(Region boundary data)
----

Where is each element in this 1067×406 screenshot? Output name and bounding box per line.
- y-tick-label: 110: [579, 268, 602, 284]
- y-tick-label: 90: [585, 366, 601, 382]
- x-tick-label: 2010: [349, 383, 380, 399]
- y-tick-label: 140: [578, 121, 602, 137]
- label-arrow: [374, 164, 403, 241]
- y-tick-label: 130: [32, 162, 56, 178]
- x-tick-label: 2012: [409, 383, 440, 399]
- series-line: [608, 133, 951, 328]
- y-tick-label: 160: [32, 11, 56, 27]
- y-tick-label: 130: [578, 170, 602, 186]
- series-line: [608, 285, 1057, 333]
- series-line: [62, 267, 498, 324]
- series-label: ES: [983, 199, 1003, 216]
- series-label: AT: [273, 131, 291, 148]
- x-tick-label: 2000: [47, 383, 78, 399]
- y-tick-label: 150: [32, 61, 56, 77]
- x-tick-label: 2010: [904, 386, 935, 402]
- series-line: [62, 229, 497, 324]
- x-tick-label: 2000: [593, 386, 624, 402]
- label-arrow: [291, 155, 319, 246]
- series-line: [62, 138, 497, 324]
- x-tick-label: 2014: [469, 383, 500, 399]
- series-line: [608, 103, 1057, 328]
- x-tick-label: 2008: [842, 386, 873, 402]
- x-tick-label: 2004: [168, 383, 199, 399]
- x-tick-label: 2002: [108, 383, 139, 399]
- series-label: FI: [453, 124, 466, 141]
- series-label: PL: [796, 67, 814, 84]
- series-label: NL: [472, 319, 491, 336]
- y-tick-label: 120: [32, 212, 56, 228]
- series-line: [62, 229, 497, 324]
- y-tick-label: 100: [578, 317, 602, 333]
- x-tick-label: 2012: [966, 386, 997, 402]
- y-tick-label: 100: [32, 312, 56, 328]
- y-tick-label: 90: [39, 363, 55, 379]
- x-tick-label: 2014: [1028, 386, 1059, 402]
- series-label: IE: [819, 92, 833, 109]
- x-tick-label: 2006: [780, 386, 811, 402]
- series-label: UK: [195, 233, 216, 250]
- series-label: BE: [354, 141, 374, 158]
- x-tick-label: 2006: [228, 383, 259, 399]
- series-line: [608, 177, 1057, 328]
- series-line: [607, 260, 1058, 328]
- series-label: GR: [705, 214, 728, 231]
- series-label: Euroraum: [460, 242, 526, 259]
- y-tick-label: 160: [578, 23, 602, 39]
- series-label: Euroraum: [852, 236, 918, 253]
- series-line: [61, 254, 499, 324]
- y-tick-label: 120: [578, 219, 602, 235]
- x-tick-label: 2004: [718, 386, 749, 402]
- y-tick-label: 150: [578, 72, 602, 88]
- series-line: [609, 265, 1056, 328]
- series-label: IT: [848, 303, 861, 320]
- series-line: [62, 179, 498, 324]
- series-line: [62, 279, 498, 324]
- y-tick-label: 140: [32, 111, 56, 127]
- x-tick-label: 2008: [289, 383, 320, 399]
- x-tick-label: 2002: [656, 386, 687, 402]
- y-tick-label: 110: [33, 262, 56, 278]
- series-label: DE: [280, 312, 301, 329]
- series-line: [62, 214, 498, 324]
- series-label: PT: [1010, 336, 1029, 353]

----

§ **EXERCISE**
Copy every line of the listing above word for word, without changing or leaving out anything.

§ **TASK OUTPUT**
Where is each element in this 1067×406 screenshot? Output name and bounding box per line.
- y-tick-label: 110: [579, 268, 602, 284]
- y-tick-label: 90: [585, 366, 601, 382]
- x-tick-label: 2010: [349, 383, 380, 399]
- y-tick-label: 140: [578, 121, 602, 137]
- label-arrow: [374, 164, 403, 241]
- y-tick-label: 130: [32, 162, 56, 178]
- x-tick-label: 2012: [409, 383, 440, 399]
- series-line: [608, 133, 951, 328]
- y-tick-label: 160: [32, 11, 56, 27]
- y-tick-label: 130: [578, 170, 602, 186]
- series-line: [608, 285, 1057, 333]
- series-line: [62, 267, 498, 324]
- series-label: ES: [983, 199, 1003, 216]
- series-label: AT: [273, 131, 291, 148]
- x-tick-label: 2000: [47, 383, 78, 399]
- y-tick-label: 150: [32, 61, 56, 77]
- x-tick-label: 2010: [904, 386, 935, 402]
- series-line: [62, 229, 497, 324]
- x-tick-label: 2000: [593, 386, 624, 402]
- label-arrow: [291, 155, 319, 246]
- series-line: [62, 138, 497, 324]
- x-tick-label: 2014: [469, 383, 500, 399]
- series-line: [608, 103, 1057, 328]
- x-tick-label: 2008: [842, 386, 873, 402]
- x-tick-label: 2004: [168, 383, 199, 399]
- x-tick-label: 2002: [108, 383, 139, 399]
- series-label: FI: [453, 124, 466, 141]
- series-label: PL: [796, 67, 814, 84]
- series-label: NL: [472, 319, 491, 336]
- y-tick-label: 120: [32, 212, 56, 228]
- series-line: [62, 229, 497, 324]
- y-tick-label: 100: [578, 317, 602, 333]
- x-tick-label: 2012: [966, 386, 997, 402]
- y-tick-label: 100: [32, 312, 56, 328]
- y-tick-label: 90: [39, 363, 55, 379]
- x-tick-label: 2014: [1028, 386, 1059, 402]
- series-label: IE: [819, 92, 833, 109]
- x-tick-label: 2006: [780, 386, 811, 402]
- series-label: UK: [195, 233, 216, 250]
- series-label: BE: [354, 141, 374, 158]
- x-tick-label: 2006: [228, 383, 259, 399]
- series-line: [608, 177, 1057, 328]
- series-line: [607, 260, 1058, 328]
- series-label: GR: [705, 214, 728, 231]
- series-label: Euroraum: [460, 242, 526, 259]
- y-tick-label: 160: [578, 23, 602, 39]
- series-label: Euroraum: [852, 236, 918, 253]
- series-line: [61, 254, 499, 324]
- y-tick-label: 120: [578, 219, 602, 235]
- x-tick-label: 2004: [718, 386, 749, 402]
- y-tick-label: 150: [578, 72, 602, 88]
- series-line: [609, 265, 1056, 328]
- series-label: IT: [848, 303, 861, 320]
- series-line: [62, 179, 498, 324]
- series-line: [62, 279, 498, 324]
- y-tick-label: 140: [32, 111, 56, 127]
- x-tick-label: 2008: [289, 383, 320, 399]
- x-tick-label: 2002: [656, 386, 687, 402]
- y-tick-label: 110: [33, 262, 56, 278]
- series-label: DE: [280, 312, 301, 329]
- series-line: [62, 214, 498, 324]
- series-label: PT: [1010, 336, 1029, 353]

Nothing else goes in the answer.